Dataset records:
- - -
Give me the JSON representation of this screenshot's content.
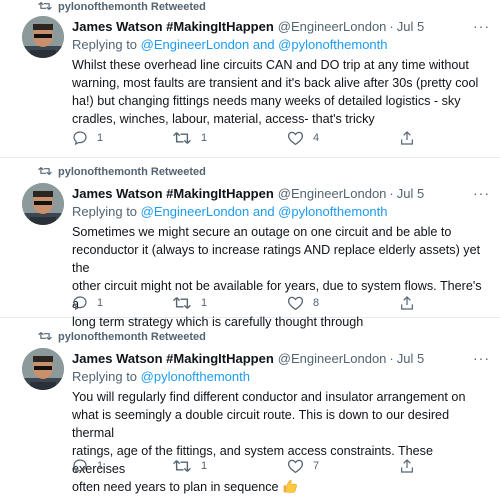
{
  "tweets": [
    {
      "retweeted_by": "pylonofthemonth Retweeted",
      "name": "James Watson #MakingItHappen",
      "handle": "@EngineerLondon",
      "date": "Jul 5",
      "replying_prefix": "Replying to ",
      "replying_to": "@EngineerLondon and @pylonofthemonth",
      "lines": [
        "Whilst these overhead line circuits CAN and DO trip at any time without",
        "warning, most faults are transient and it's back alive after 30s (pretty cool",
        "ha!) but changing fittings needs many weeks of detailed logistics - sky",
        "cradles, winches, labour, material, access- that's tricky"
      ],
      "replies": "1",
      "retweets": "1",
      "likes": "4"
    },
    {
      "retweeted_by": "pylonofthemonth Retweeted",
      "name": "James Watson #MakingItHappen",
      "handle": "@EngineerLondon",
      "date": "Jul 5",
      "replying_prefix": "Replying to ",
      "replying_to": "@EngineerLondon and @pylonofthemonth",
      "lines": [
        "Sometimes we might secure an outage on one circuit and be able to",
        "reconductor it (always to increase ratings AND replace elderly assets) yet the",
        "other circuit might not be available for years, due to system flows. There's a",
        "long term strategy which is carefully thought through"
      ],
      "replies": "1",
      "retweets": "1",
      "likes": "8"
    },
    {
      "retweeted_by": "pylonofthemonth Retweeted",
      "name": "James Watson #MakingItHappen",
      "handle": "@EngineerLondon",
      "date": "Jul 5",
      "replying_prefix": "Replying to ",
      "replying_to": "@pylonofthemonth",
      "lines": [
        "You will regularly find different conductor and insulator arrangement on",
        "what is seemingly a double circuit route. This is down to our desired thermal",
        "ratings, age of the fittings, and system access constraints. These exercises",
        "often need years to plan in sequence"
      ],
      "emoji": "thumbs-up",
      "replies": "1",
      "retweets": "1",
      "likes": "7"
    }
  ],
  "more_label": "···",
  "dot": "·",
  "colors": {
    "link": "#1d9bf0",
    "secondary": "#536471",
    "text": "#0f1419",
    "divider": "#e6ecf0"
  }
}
- - -
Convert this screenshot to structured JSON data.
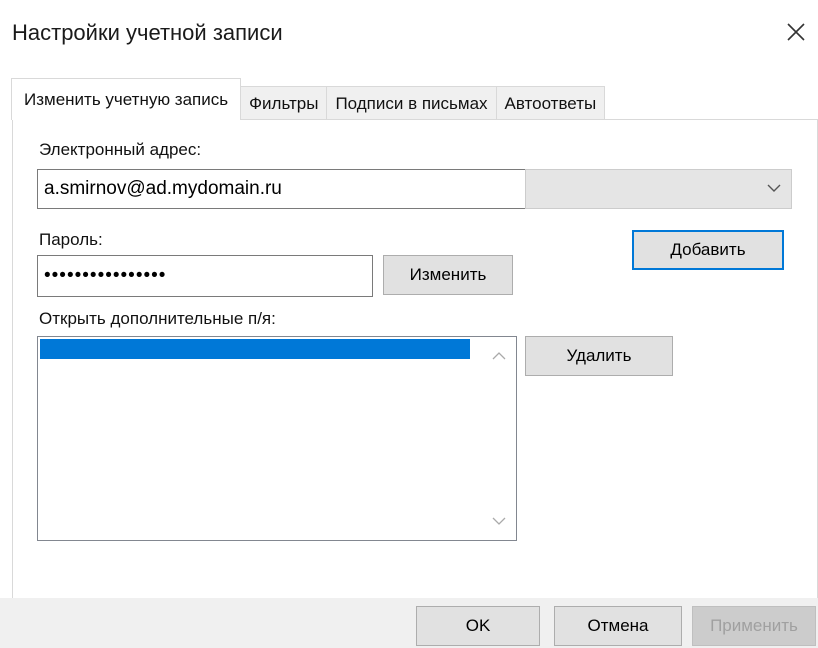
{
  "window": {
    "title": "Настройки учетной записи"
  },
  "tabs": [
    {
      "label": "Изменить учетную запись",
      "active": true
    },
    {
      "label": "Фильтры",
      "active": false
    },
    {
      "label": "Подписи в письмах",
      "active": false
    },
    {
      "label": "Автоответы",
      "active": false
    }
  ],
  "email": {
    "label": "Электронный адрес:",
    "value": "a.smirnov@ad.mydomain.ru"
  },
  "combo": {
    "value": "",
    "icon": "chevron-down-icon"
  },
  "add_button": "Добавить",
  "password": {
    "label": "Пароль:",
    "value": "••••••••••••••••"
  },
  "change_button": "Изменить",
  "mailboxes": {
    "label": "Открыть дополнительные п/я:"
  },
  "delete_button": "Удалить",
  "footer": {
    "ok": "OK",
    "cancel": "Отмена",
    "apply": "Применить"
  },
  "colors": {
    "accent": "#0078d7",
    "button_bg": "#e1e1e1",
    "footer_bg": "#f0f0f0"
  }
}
- - -
What the task asks: Identify every line above that includes the word "value", and show those lines.

Output for this exercise:
    "value": "a.smirnov@ad.mydomain.ru"
    "value": "",
    "value": "••••••••••••••••"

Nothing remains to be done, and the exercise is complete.